Instruction:
Please transcribe the records precisely; pictures stay out of your copy.

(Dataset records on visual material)
------------------------------

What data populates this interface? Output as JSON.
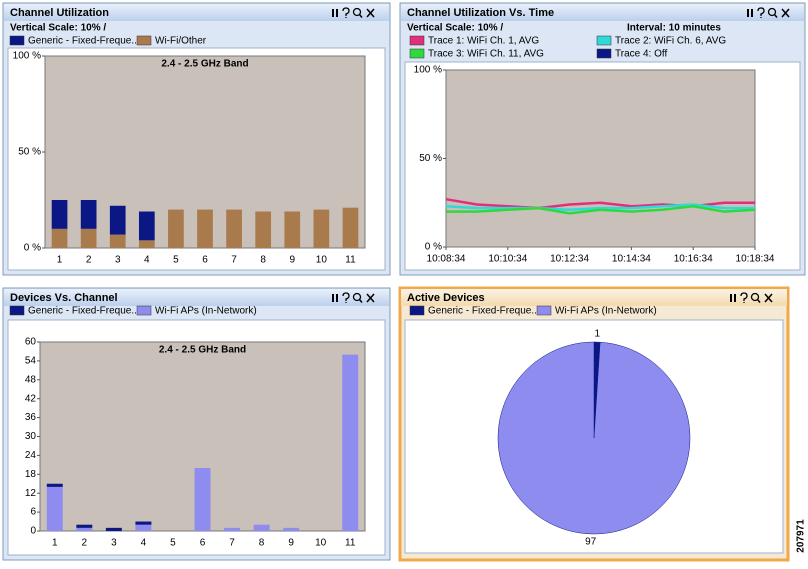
{
  "figure_id": "207971",
  "chart_data": [
    {
      "type": "bar",
      "stacked": true,
      "title": "Channel Utilization",
      "subtitle": "Vertical Scale: 10% /",
      "annotation": "2.4 - 2.5 GHz Band",
      "categories": [
        "1",
        "2",
        "3",
        "4",
        "5",
        "6",
        "7",
        "8",
        "9",
        "10",
        "11"
      ],
      "series": [
        {
          "name": "Generic - Fixed-Freque...",
          "color": "#0b1785",
          "values": [
            15,
            15,
            15,
            15,
            0,
            0,
            0,
            0,
            0,
            0,
            0
          ]
        },
        {
          "name": "Wi-Fi/Other",
          "color": "#a87a4c",
          "values": [
            10,
            10,
            7,
            4,
            20,
            20,
            20,
            19,
            19,
            20,
            21
          ]
        }
      ],
      "ylim": [
        0,
        100
      ],
      "yticks": [
        {
          "value": 0,
          "label": "0 %"
        },
        {
          "value": 50,
          "label": "50 %"
        },
        {
          "value": 100,
          "label": "100 %"
        }
      ],
      "grid": false
    },
    {
      "type": "line",
      "title": "Channel Utilization Vs. Time",
      "subtitle": "Vertical Scale: 10% /",
      "interval": "Interval: 10 minutes",
      "x": [
        "10:08:34",
        null,
        "10:10:34",
        null,
        "10:12:34",
        null,
        "10:14:34",
        null,
        "10:16:34",
        null,
        "10:18:34"
      ],
      "series": [
        {
          "name": "Trace 1: WiFi Ch. 1, AVG",
          "color": "#e0307a",
          "values": [
            27,
            24,
            23,
            22,
            24,
            25,
            23,
            24,
            23,
            25,
            25
          ]
        },
        {
          "name": "Trace 2: WiFi Ch. 6, AVG",
          "color": "#30d8d8",
          "values": [
            23,
            22,
            22,
            22,
            21,
            22,
            22,
            23,
            24,
            22,
            22
          ]
        },
        {
          "name": "Trace 3: WiFi Ch. 11, AVG",
          "color": "#30d840",
          "values": [
            20,
            20,
            21,
            22,
            19,
            21,
            20,
            21,
            23,
            20,
            21
          ]
        },
        {
          "name": "Trace 4: Off",
          "color": "#0b1785",
          "values": [
            null,
            null,
            null,
            null,
            null,
            null,
            null,
            null,
            null,
            null,
            null
          ]
        }
      ],
      "ylim": [
        0,
        100
      ],
      "yticks": [
        {
          "value": 0,
          "label": "0 %"
        },
        {
          "value": 50,
          "label": "50 %"
        },
        {
          "value": 100,
          "label": "100 %"
        }
      ],
      "grid": false
    },
    {
      "type": "bar",
      "stacked": true,
      "title": "Devices Vs. Channel",
      "annotation": "2.4 - 2.5 GHz Band",
      "categories": [
        "1",
        "2",
        "3",
        "4",
        "5",
        "6",
        "7",
        "8",
        "9",
        "10",
        "11"
      ],
      "series": [
        {
          "name": "Generic - Fixed-Freque...",
          "color": "#0b1785",
          "values": [
            1,
            1,
            1,
            1,
            0,
            0,
            0,
            0,
            0,
            0,
            0
          ]
        },
        {
          "name": "Wi-Fi APs (In-Network)",
          "color": "#8f8cf0",
          "values": [
            14,
            1,
            0,
            2,
            0,
            20,
            1,
            2,
            1,
            0,
            56
          ]
        }
      ],
      "ylim": [
        0,
        60
      ],
      "yticks": [
        0,
        6,
        12,
        18,
        24,
        30,
        36,
        42,
        48,
        54,
        60
      ],
      "grid": false
    },
    {
      "type": "pie",
      "title": "Active Devices",
      "categories": [
        "Generic - Fixed-Freque...",
        "Wi-Fi APs (In-Network)"
      ],
      "values": [
        1,
        97
      ],
      "colors": [
        "#0b1785",
        "#8f8cf0"
      ]
    }
  ]
}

------------------------------

Problem solution:
What data populates this interface? Output as JSON.
{
  "figure_id": "207971",
  "chart_data": [
    {
      "type": "bar",
      "stacked": true,
      "title": "Channel Utilization",
      "subtitle": "Vertical Scale: 10% /",
      "annotation": "2.4 - 2.5 GHz Band",
      "categories": [
        "1",
        "2",
        "3",
        "4",
        "5",
        "6",
        "7",
        "8",
        "9",
        "10",
        "11"
      ],
      "series": [
        {
          "name": "Generic - Fixed-Freque...",
          "color": "#0b1785",
          "values": [
            15,
            15,
            15,
            15,
            0,
            0,
            0,
            0,
            0,
            0,
            0
          ]
        },
        {
          "name": "Wi-Fi/Other",
          "color": "#a87a4c",
          "values": [
            10,
            10,
            7,
            4,
            20,
            20,
            20,
            19,
            19,
            20,
            21
          ]
        }
      ],
      "ylim": [
        0,
        100
      ],
      "yticks": [
        {
          "value": 0,
          "label": "0 %"
        },
        {
          "value": 50,
          "label": "50 %"
        },
        {
          "value": 100,
          "label": "100 %"
        }
      ],
      "grid": false
    },
    {
      "type": "line",
      "title": "Channel Utilization Vs. Time",
      "subtitle": "Vertical Scale: 10% /",
      "interval": "Interval: 10 minutes",
      "x": [
        "10:08:34",
        null,
        "10:10:34",
        null,
        "10:12:34",
        null,
        "10:14:34",
        null,
        "10:16:34",
        null,
        "10:18:34"
      ],
      "series": [
        {
          "name": "Trace 1: WiFi Ch. 1, AVG",
          "color": "#e0307a",
          "values": [
            27,
            24,
            23,
            22,
            24,
            25,
            23,
            24,
            23,
            25,
            25
          ]
        },
        {
          "name": "Trace 2: WiFi Ch. 6, AVG",
          "color": "#30d8d8",
          "values": [
            23,
            22,
            22,
            22,
            21,
            22,
            22,
            23,
            24,
            22,
            22
          ]
        },
        {
          "name": "Trace 3: WiFi Ch. 11, AVG",
          "color": "#30d840",
          "values": [
            20,
            20,
            21,
            22,
            19,
            21,
            20,
            21,
            23,
            20,
            21
          ]
        },
        {
          "name": "Trace 4: Off",
          "color": "#0b1785",
          "values": [
            null,
            null,
            null,
            null,
            null,
            null,
            null,
            null,
            null,
            null,
            null
          ]
        }
      ],
      "ylim": [
        0,
        100
      ],
      "yticks": [
        {
          "value": 0,
          "label": "0 %"
        },
        {
          "value": 50,
          "label": "50 %"
        },
        {
          "value": 100,
          "label": "100 %"
        }
      ],
      "grid": false
    },
    {
      "type": "bar",
      "stacked": true,
      "title": "Devices Vs. Channel",
      "annotation": "2.4 - 2.5 GHz Band",
      "categories": [
        "1",
        "2",
        "3",
        "4",
        "5",
        "6",
        "7",
        "8",
        "9",
        "10",
        "11"
      ],
      "series": [
        {
          "name": "Generic - Fixed-Freque...",
          "color": "#0b1785",
          "values": [
            1,
            1,
            1,
            1,
            0,
            0,
            0,
            0,
            0,
            0,
            0
          ]
        },
        {
          "name": "Wi-Fi APs (In-Network)",
          "color": "#8f8cf0",
          "values": [
            14,
            1,
            0,
            2,
            0,
            20,
            1,
            2,
            1,
            0,
            56
          ]
        }
      ],
      "ylim": [
        0,
        60
      ],
      "yticks": [
        0,
        6,
        12,
        18,
        24,
        30,
        36,
        42,
        48,
        54,
        60
      ],
      "grid": false
    },
    {
      "type": "pie",
      "title": "Active Devices",
      "categories": [
        "Generic - Fixed-Freque...",
        "Wi-Fi APs (In-Network)"
      ],
      "values": [
        1,
        97
      ],
      "colors": [
        "#0b1785",
        "#8f8cf0"
      ]
    }
  ]
}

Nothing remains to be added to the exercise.